[Start of DATA TO USE]
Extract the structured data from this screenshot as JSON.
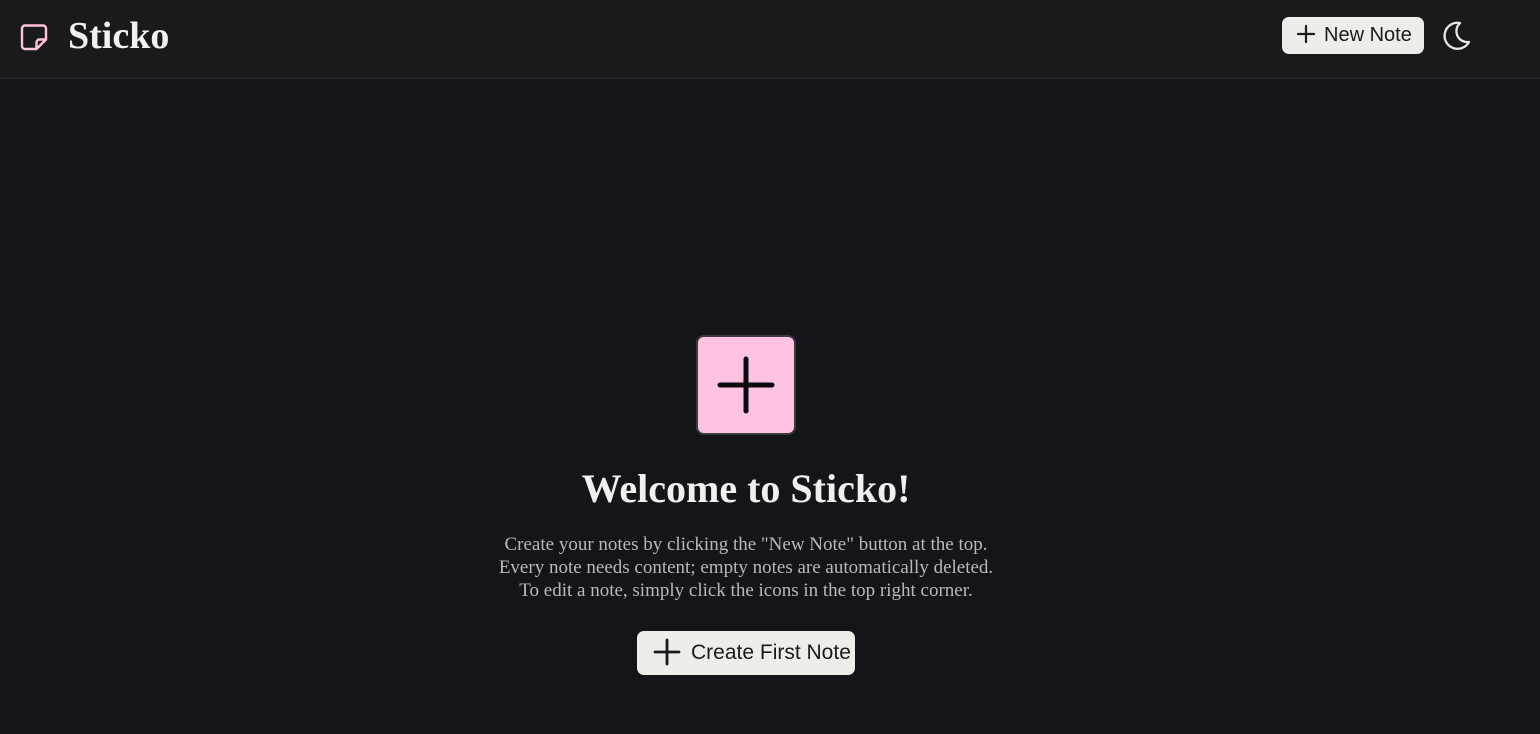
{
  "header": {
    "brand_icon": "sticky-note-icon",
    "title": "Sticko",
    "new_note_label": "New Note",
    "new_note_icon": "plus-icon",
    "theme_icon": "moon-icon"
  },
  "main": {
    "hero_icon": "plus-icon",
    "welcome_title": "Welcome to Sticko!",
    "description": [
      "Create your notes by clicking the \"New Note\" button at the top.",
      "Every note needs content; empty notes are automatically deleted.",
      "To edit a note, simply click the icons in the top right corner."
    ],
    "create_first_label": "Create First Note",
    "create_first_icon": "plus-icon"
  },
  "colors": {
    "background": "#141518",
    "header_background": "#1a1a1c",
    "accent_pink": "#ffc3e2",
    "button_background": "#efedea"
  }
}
[End of DATA TO USE]
### PROBLEM DETAILS
Your task is to copy the entries in full and exactly, without any images.

### SOLUTION TO THIS EXERCISE
Extract the structured data from this screenshot as JSON.
{
  "header": {
    "brand_icon": "sticky-note-icon",
    "title": "Sticko",
    "new_note_label": "New Note",
    "new_note_icon": "plus-icon",
    "theme_icon": "moon-icon"
  },
  "main": {
    "hero_icon": "plus-icon",
    "welcome_title": "Welcome to Sticko!",
    "description": [
      "Create your notes by clicking the \"New Note\" button at the top.",
      "Every note needs content; empty notes are automatically deleted.",
      "To edit a note, simply click the icons in the top right corner."
    ],
    "create_first_label": "Create First Note",
    "create_first_icon": "plus-icon"
  },
  "colors": {
    "background": "#141518",
    "header_background": "#1a1a1c",
    "accent_pink": "#ffc3e2",
    "button_background": "#efedea"
  }
}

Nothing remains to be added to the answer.